## Begin SUPPLIED MATERIAL

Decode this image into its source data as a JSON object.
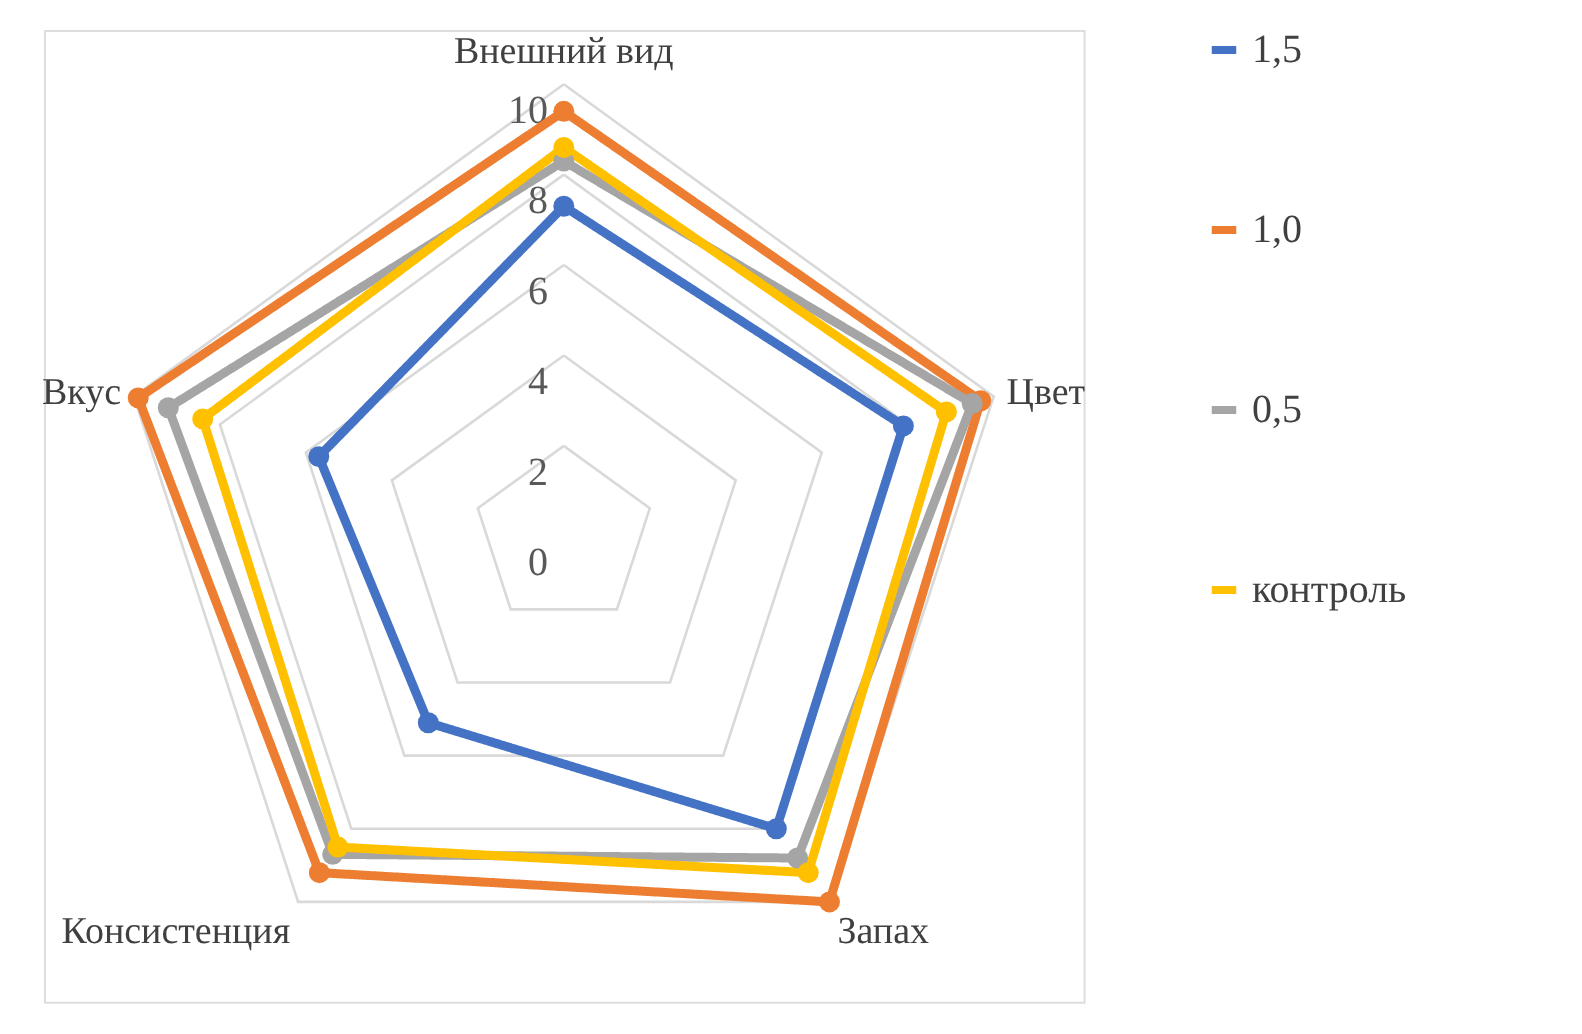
{
  "chart_data": {
    "type": "radar",
    "categories": [
      "Внешний вид",
      "Цвет",
      "Запах",
      "Консистенция",
      "Вкус"
    ],
    "series": [
      {
        "name": "1,5",
        "color": "#4472c4",
        "values": [
          7.3,
          7.9,
          8.0,
          5.1,
          5.7
        ]
      },
      {
        "name": "1,0",
        "color": "#ed7d31",
        "values": [
          9.4,
          9.7,
          10.0,
          9.2,
          9.9
        ]
      },
      {
        "name": "0,5",
        "color": "#a5a5a5",
        "values": [
          8.3,
          9.5,
          8.8,
          8.7,
          9.2
        ]
      },
      {
        "name": "контроль",
        "color": "#ffc000",
        "values": [
          8.6,
          8.9,
          9.2,
          8.5,
          8.4
        ]
      }
    ],
    "ylim": [
      0,
      10
    ],
    "yticks": [
      0,
      2,
      4,
      6,
      8,
      10
    ],
    "grid": true,
    "legend": "right",
    "marker": "circle",
    "line_style": "solid"
  }
}
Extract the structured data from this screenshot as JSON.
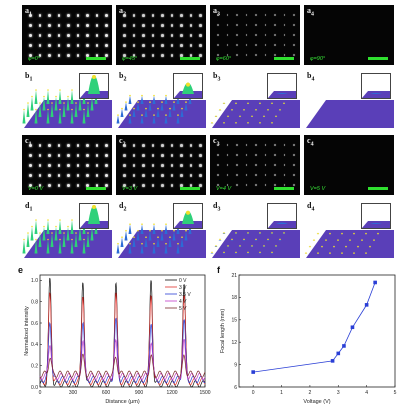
{
  "rows": {
    "a": [
      {
        "letter": "a",
        "sub": "1",
        "text": "φ=0°"
      },
      {
        "letter": "a",
        "sub": "2",
        "text": "φ=45°"
      },
      {
        "letter": "a",
        "sub": "3",
        "text": "φ=60°"
      },
      {
        "letter": "a",
        "sub": "4",
        "text": "φ=90°"
      }
    ],
    "b": [
      {
        "letter": "b",
        "sub": "1"
      },
      {
        "letter": "b",
        "sub": "2"
      },
      {
        "letter": "b",
        "sub": "3"
      },
      {
        "letter": "b",
        "sub": "4"
      }
    ],
    "c": [
      {
        "letter": "c",
        "sub": "1",
        "text": "V=0 V"
      },
      {
        "letter": "c",
        "sub": "2",
        "text": "V=3 V"
      },
      {
        "letter": "c",
        "sub": "3",
        "text": "V=4 V"
      },
      {
        "letter": "c",
        "sub": "4",
        "text": "V=5 V"
      }
    ],
    "d": [
      {
        "letter": "d",
        "sub": "1"
      },
      {
        "letter": "d",
        "sub": "2"
      },
      {
        "letter": "d",
        "sub": "3"
      },
      {
        "letter": "d",
        "sub": "4"
      }
    ]
  },
  "spot_levels": {
    "a": [
      1.0,
      0.85,
      0.35,
      0.0
    ],
    "c": [
      1.0,
      0.85,
      0.4,
      0.0
    ]
  },
  "peak_levels": {
    "b": [
      1.0,
      0.6,
      0.05,
      0.0
    ],
    "d": [
      1.0,
      0.7,
      0.08,
      0.03
    ]
  },
  "colors": {
    "spot": "#e8e8e8",
    "scalebar": "#2fe02f",
    "substrate": "#5a3fb8",
    "peak_top": "#f2e02a",
    "peak_mid": "#2fd17a",
    "peak_base": "#2c6cd6"
  },
  "chart_data": [
    {
      "panel_label": "e",
      "type": "line",
      "xlabel": "Distance (μm)",
      "ylabel": "Normalized intensity",
      "xlim": [
        0,
        1500
      ],
      "ylim": [
        0,
        1.05
      ],
      "xticks": [
        0,
        300,
        600,
        900,
        1200,
        1500
      ],
      "yticks": [
        0.0,
        0.2,
        0.4,
        0.6,
        0.8,
        1.0
      ],
      "peaks_x": [
        90,
        390,
        690,
        1010,
        1310
      ],
      "series": [
        {
          "name": "0 V",
          "color": "#111111",
          "peak": 1.0,
          "base": 0.03
        },
        {
          "name": "3 V",
          "color": "#e0302a",
          "peak": 0.88,
          "base": 0.05
        },
        {
          "name": "3.5 V",
          "color": "#2a3fd6",
          "peak": 0.62,
          "base": 0.07
        },
        {
          "name": "4 V",
          "color": "#c03ac8",
          "peak": 0.42,
          "base": 0.1
        },
        {
          "name": "5 V",
          "color": "#7a2a2a",
          "peak": 0.28,
          "base": 0.12
        }
      ]
    },
    {
      "panel_label": "f",
      "type": "line",
      "xlabel": "Voltage (V)",
      "ylabel": "Focal length (mm)",
      "xlim": [
        -0.5,
        5
      ],
      "ylim": [
        6,
        21
      ],
      "xticks": [
        0,
        1,
        2,
        3,
        4,
        5
      ],
      "yticks": [
        6,
        9,
        12,
        15,
        18,
        21
      ],
      "x": [
        0,
        2.8,
        3.0,
        3.2,
        3.5,
        4.0,
        4.3
      ],
      "y": [
        8.0,
        9.5,
        10.5,
        11.5,
        14.0,
        17.0,
        20.0
      ],
      "color": "#2a3fd6"
    }
  ]
}
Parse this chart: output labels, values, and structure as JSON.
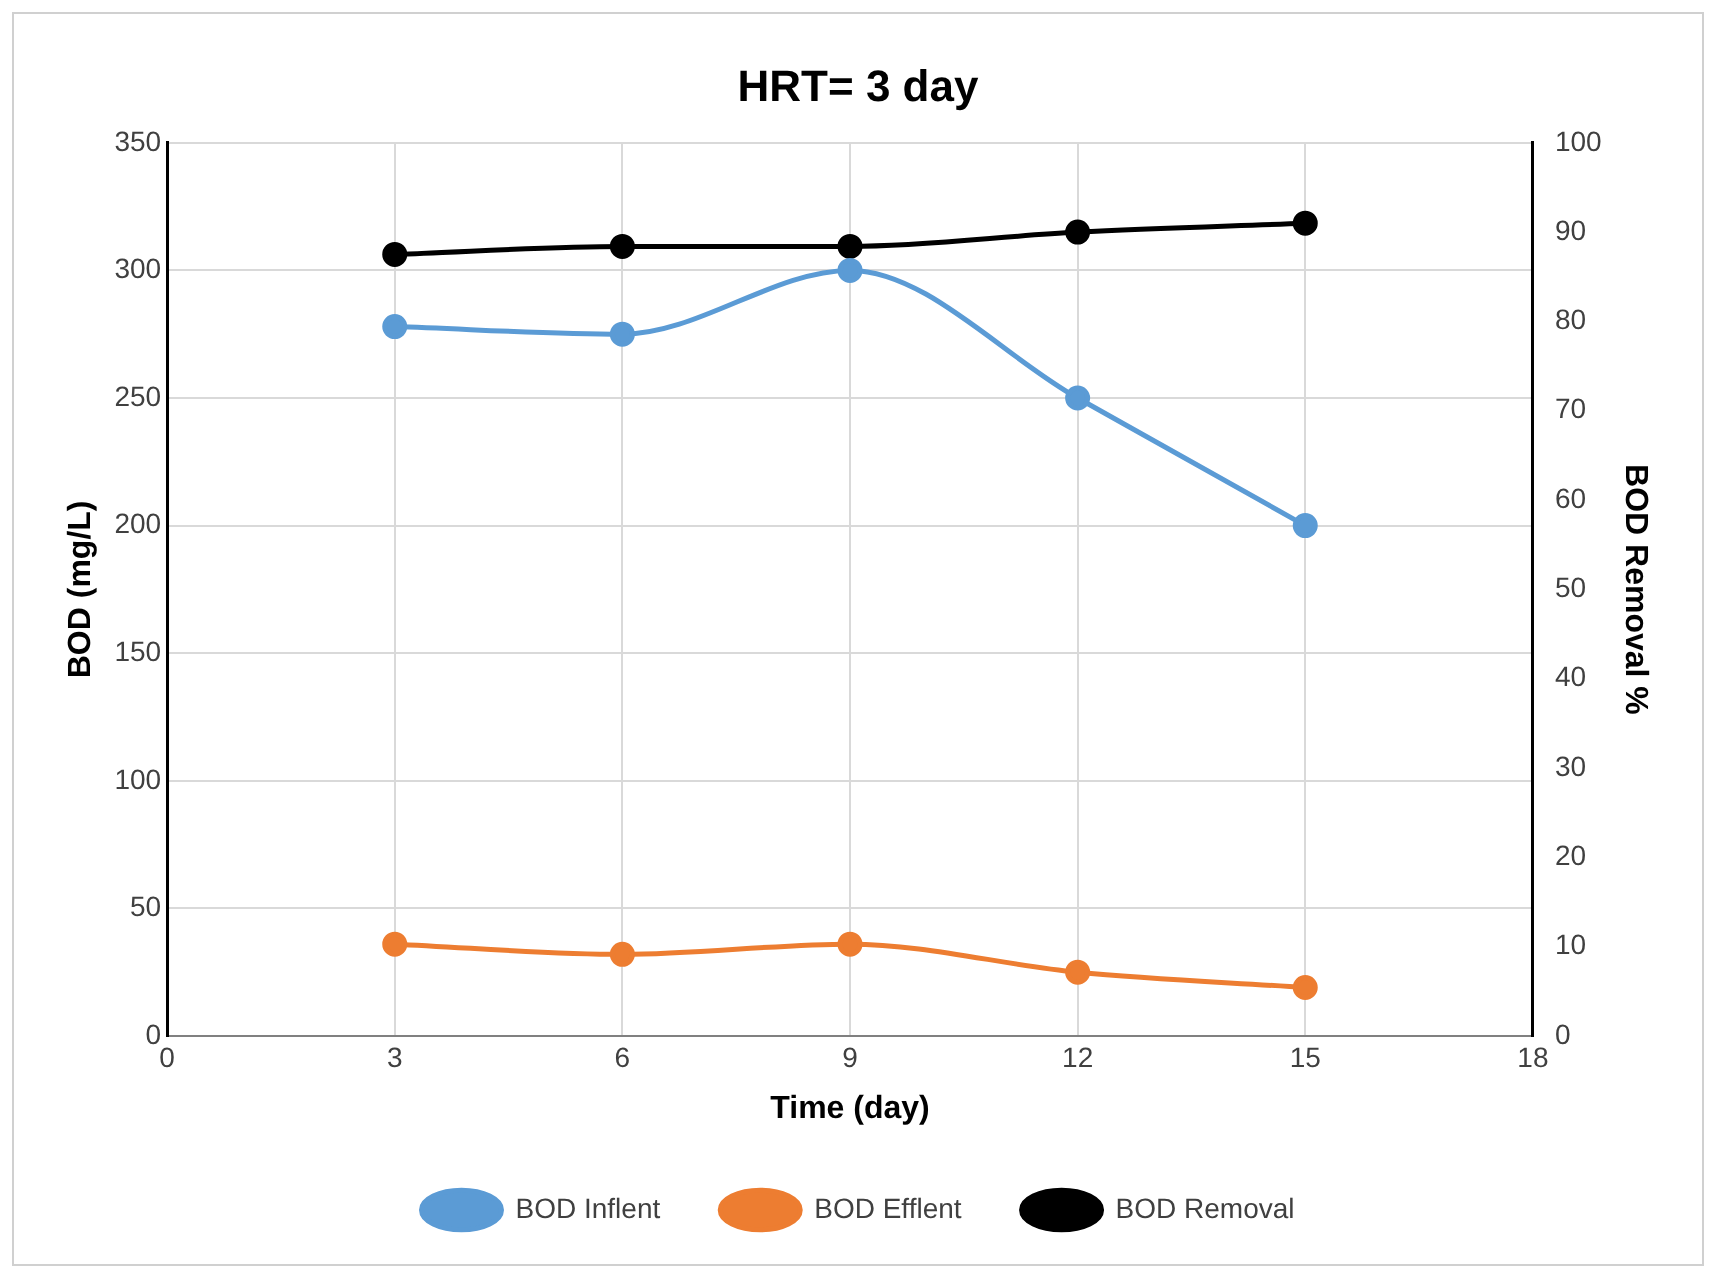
{
  "chart_data": {
    "type": "line",
    "title": "HRT= 3 day",
    "xlabel": "Time (day)",
    "ylabel": "BOD (mg/L)",
    "y2label": "BOD Removal %",
    "x": [
      3,
      6,
      9,
      12,
      15
    ],
    "xlim": [
      0,
      18
    ],
    "xticks": [
      0,
      3,
      6,
      9,
      12,
      15,
      18
    ],
    "ylim": [
      0,
      350
    ],
    "yticks": [
      0,
      50,
      100,
      150,
      200,
      250,
      300,
      350
    ],
    "y2lim": [
      0,
      100
    ],
    "y2ticks": [
      0,
      10,
      20,
      30,
      40,
      50,
      60,
      70,
      80,
      90,
      100
    ],
    "grid": true,
    "legend": "bottom",
    "marker": "circle",
    "line_style": "solid",
    "series": [
      {
        "name": "BOD Inflent",
        "color": "#5b9bd5",
        "values": [
          278,
          275,
          300,
          250,
          200
        ]
      },
      {
        "name": "BOD Efflent",
        "color": "#ed7d31",
        "values": [
          36,
          32,
          36,
          25,
          19
        ]
      },
      {
        "name": "BOD Removal",
        "color": "#000000",
        "axis": "y2",
        "values": [
          87.5,
          88.4,
          88.4,
          90,
          91
        ]
      }
    ]
  }
}
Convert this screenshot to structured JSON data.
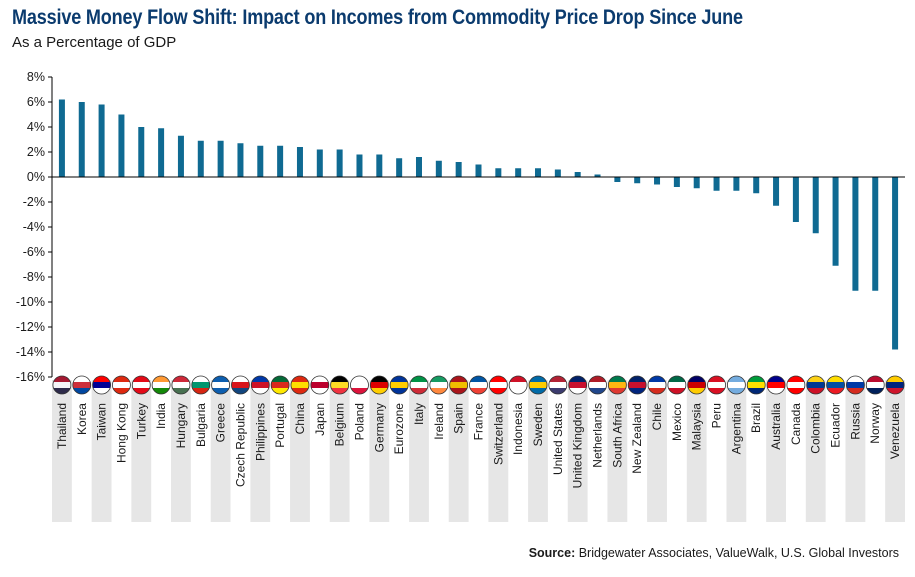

## End SUPPLIED MATERIAL

### EXERCISE
Write out the entries above verbatim; the pictures do not belong in your copy.

### SOLUTION TO THIS EXERCISE
Decode this image into its source data as a JSON object.
{
  "chart_data": {
    "type": "radar",
    "categories": [
      "Внешний вид",
      "Цвет",
      "Запах",
      "Консистенция",
      "Вкус"
    ],
    "series": [
      {
        "name": "1,5",
        "color": "#4472c4",
        "values": [
          7.3,
          7.9,
          8.0,
          5.1,
          5.7
        ]
      },
      {
        "name": "1,0",
        "color": "#ed7d31",
        "values": [
          9.4,
          9.7,
          10.0,
          9.2,
          9.9
        ]
      },
      {
        "name": "0,5",
        "color": "#a5a5a5",
        "values": [
          8.3,
          9.5,
          8.8,
          8.7,
          9.2
        ]
      },
      {
        "name": "контроль",
        "color": "#ffc000",
        "values": [
          8.6,
          8.9,
          9.2,
          8.5,
          8.4
        ]
      }
    ],
    "ylim": [
      0,
      10
    ],
    "yticks": [
      0,
      2,
      4,
      6,
      8,
      10
    ],
    "grid": true,
    "legend": "right",
    "marker": "circle",
    "line_style": "solid"
  }
}
Extract the structured data from this screenshot as JSON.
{
  "rows": {
    "a": [
      {
        "letter": "a",
        "sub": "1",
        "text": "φ=0°"
      },
      {
        "letter": "a",
        "sub": "2",
        "text": "φ=45°"
      },
      {
        "letter": "a",
        "sub": "3",
        "text": "φ=60°"
      },
      {
        "letter": "a",
        "sub": "4",
        "text": "φ=90°"
      }
    ],
    "b": [
      {
        "letter": "b",
        "sub": "1"
      },
      {
        "letter": "b",
        "sub": "2"
      },
      {
        "letter": "b",
        "sub": "3"
      },
      {
        "letter": "b",
        "sub": "4"
      }
    ],
    "c": [
      {
        "letter": "c",
        "sub": "1",
        "text": "V=0 V"
      },
      {
        "letter": "c",
        "sub": "2",
        "text": "V=3 V"
      },
      {
        "letter": "c",
        "sub": "3",
        "text": "V=4 V"
      },
      {
        "letter": "c",
        "sub": "4",
        "text": "V=5 V"
      }
    ],
    "d": [
      {
        "letter": "d",
        "sub": "1"
      },
      {
        "letter": "d",
        "sub": "2"
      },
      {
        "letter": "d",
        "sub": "3"
      },
      {
        "letter": "d",
        "sub": "4"
      }
    ]
  },
  "spot_levels": {
    "a": [
      1.0,
      0.85,
      0.35,
      0.0
    ],
    "c": [
      1.0,
      0.85,
      0.4,
      0.0
    ]
  },
  "peak_levels": {
    "b": [
      1.0,
      0.6,
      0.05,
      0.0
    ],
    "d": [
      1.0,
      0.7,
      0.08,
      0.03
    ]
  },
  "colors": {
    "spot": "#e8e8e8",
    "scalebar": "#2fe02f",
    "substrate": "#5a3fb8",
    "peak_top": "#f2e02a",
    "peak_mid": "#2fd17a",
    "peak_base": "#2c6cd6"
  },
  "chart_data": [
    {
      "panel_label": "e",
      "type": "line",
      "xlabel": "Distance (μm)",
      "ylabel": "Normalized intensity",
      "xlim": [
        0,
        1500
      ],
      "ylim": [
        0,
        1.05
      ],
      "xticks": [
        0,
        300,
        600,
        900,
        1200,
        1500
      ],
      "yticks": [
        0.0,
        0.2,
        0.4,
        0.6,
        0.8,
        1.0
      ],
      "peaks_x": [
        90,
        390,
        690,
        1010,
        1310
      ],
      "series": [
        {
          "name": "0 V",
          "color": "#111111",
          "peak": 1.0,
          "base": 0.03
        },
        {
          "name": "3 V",
          "color": "#e0302a",
          "peak": 0.88,
          "base": 0.05
        },
        {
          "name": "3.5 V",
          "color": "#2a3fd6",
          "peak": 0.62,
          "base": 0.07
        },
        {
          "name": "4 V",
          "color": "#c03ac8",
          "peak": 0.42,
          "base": 0.1
        },
        {
          "name": "5 V",
          "color": "#7a2a2a",
          "peak": 0.28,
          "base": 0.12
        }
      ]
    },
    {
      "panel_label": "f",
      "type": "line",
      "xlabel": "Voltage (V)",
      "ylabel": "Focal length (mm)",
      "xlim": [
        -0.5,
        5
      ],
      "ylim": [
        6,
        21
      ],
      "xticks": [
        0,
        1,
        2,
        3,
        4,
        5
      ],
      "yticks": [
        6,
        9,
        12,
        15,
        18,
        21
      ],
      "x": [
        0,
        2.8,
        3.0,
        3.2,
        3.5,
        4.0,
        4.3
      ],
      "y": [
        8.0,
        9.5,
        10.5,
        11.5,
        14.0,
        17.0,
        20.0
      ],
      "color": "#2a3fd6"
    }
  ]
}
Parse this chart: output labels, values, and structure as JSON.
{
  "chart_data": {
    "type": "line",
    "title": "HRT= 3 day",
    "xlabel": "Time (day)",
    "ylabel": "BOD (mg/L)",
    "y2label": "BOD Removal %",
    "x": [
      3,
      6,
      9,
      12,
      15
    ],
    "xlim": [
      0,
      18
    ],
    "xticks": [
      0,
      3,
      6,
      9,
      12,
      15,
      18
    ],
    "ylim": [
      0,
      350
    ],
    "yticks": [
      0,
      50,
      100,
      150,
      200,
      250,
      300,
      350
    ],
    "y2lim": [
      0,
      100
    ],
    "y2ticks": [
      0,
      10,
      20,
      30,
      40,
      50,
      60,
      70,
      80,
      90,
      100
    ],
    "grid": true,
    "legend": "bottom",
    "marker": "circle",
    "line_style": "solid",
    "series": [
      {
        "name": "BOD Inflent",
        "color": "#5b9bd5",
        "values": [
          278,
          275,
          300,
          250,
          200
        ]
      },
      {
        "name": "BOD Efflent",
        "color": "#ed7d31",
        "values": [
          36,
          32,
          36,
          25,
          19
        ]
      },
      {
        "name": "BOD Removal",
        "color": "#000000",
        "axis": "y2",
        "values": [
          87.5,
          88.4,
          88.4,
          90,
          91
        ]
      }
    ]
  }
}
Convert this screenshot to structured JSON data.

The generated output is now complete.